• [Stated exercise] Copy the data exactly as it appears, and do not include any pictures.

• [Data for this exercise]

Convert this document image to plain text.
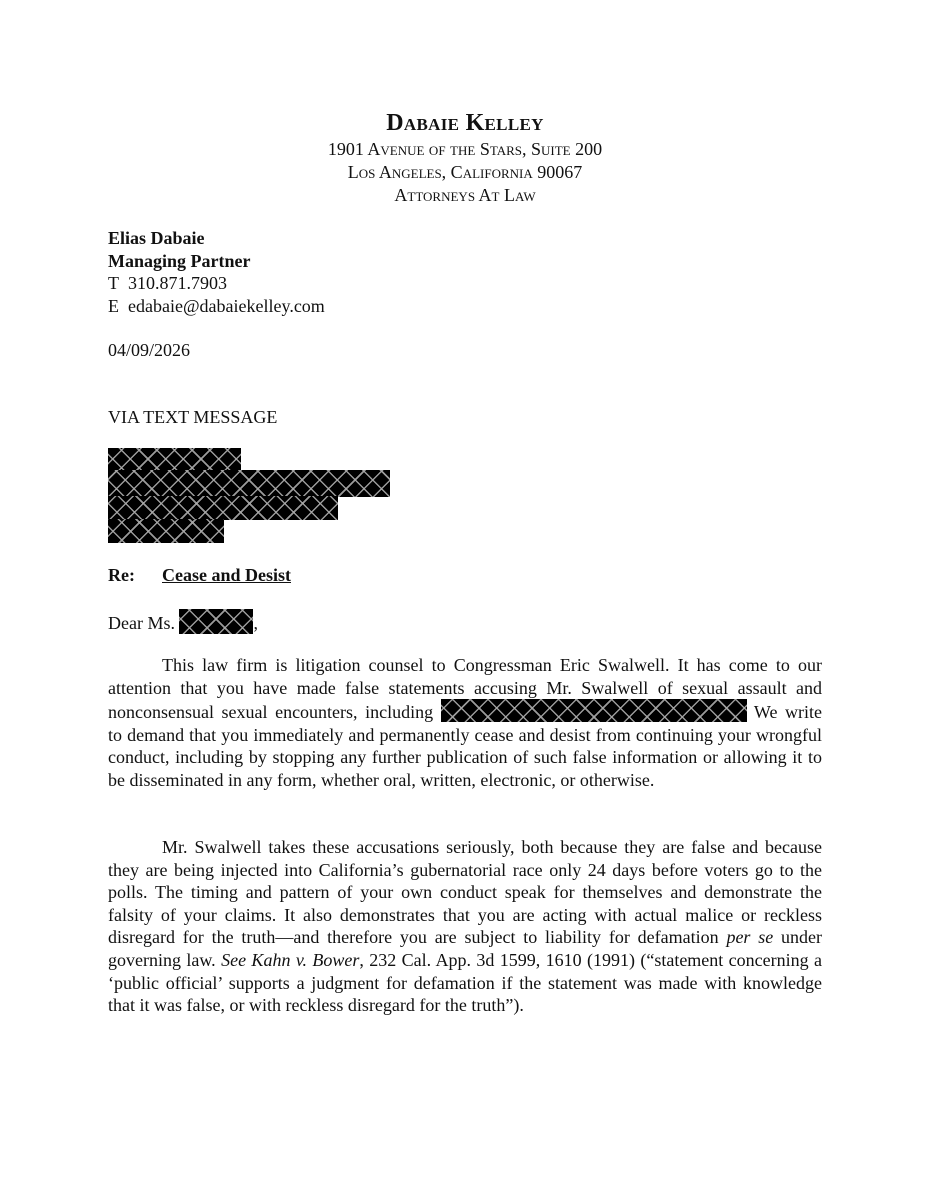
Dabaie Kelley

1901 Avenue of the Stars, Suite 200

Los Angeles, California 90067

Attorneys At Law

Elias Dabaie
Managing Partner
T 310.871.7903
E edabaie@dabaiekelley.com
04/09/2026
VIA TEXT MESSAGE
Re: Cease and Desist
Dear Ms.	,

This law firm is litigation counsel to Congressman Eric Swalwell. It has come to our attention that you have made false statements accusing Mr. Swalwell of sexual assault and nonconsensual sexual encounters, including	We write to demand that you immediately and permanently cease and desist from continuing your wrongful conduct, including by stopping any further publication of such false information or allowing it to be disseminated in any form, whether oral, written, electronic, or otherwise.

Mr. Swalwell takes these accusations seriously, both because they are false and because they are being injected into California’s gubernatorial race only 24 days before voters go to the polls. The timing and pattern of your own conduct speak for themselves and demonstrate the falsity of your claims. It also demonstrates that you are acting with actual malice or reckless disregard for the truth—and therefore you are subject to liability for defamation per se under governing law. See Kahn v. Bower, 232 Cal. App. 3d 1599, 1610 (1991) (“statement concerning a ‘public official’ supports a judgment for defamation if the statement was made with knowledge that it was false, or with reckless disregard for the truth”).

• [Worked answer]
Convert this document image to plain text.
Dabaie Kelley

1901 Avenue of the Stars, Suite 200

Los Angeles, California 90067

Attorneys At Law

Elias Dabaie
Managing Partner
T 310.871.7903
E edabaie@dabaiekelley.com
04/09/2026
VIA TEXT MESSAGE
Re: Cease and Desist
Dear Ms.	,

This law firm is litigation counsel to Congressman Eric Swalwell. It has come to our attention that you have made false statements accusing Mr. Swalwell of sexual assault and nonconsensual sexual encounters, including	We write to demand that you immediately and permanently cease and desist from continuing your wrongful conduct, including by stopping any further publication of such false information or allowing it to be disseminated in any form, whether oral, written, electronic, or otherwise.

Mr. Swalwell takes these accusations seriously, both because they are false and because they are being injected into California’s gubernatorial race only 24 days before voters go to the polls. The timing and pattern of your own conduct speak for themselves and demonstrate the falsity of your claims. It also demonstrates that you are acting with actual malice or reckless disregard for the truth—and therefore you are subject to liability for defamation per se under governing law. See Kahn v. Bower, 232 Cal. App. 3d 1599, 1610 (1991) (“statement concerning a ‘public official’ supports a judgment for defamation if the statement was made with knowledge that it was false, or with reckless disregard for the truth”).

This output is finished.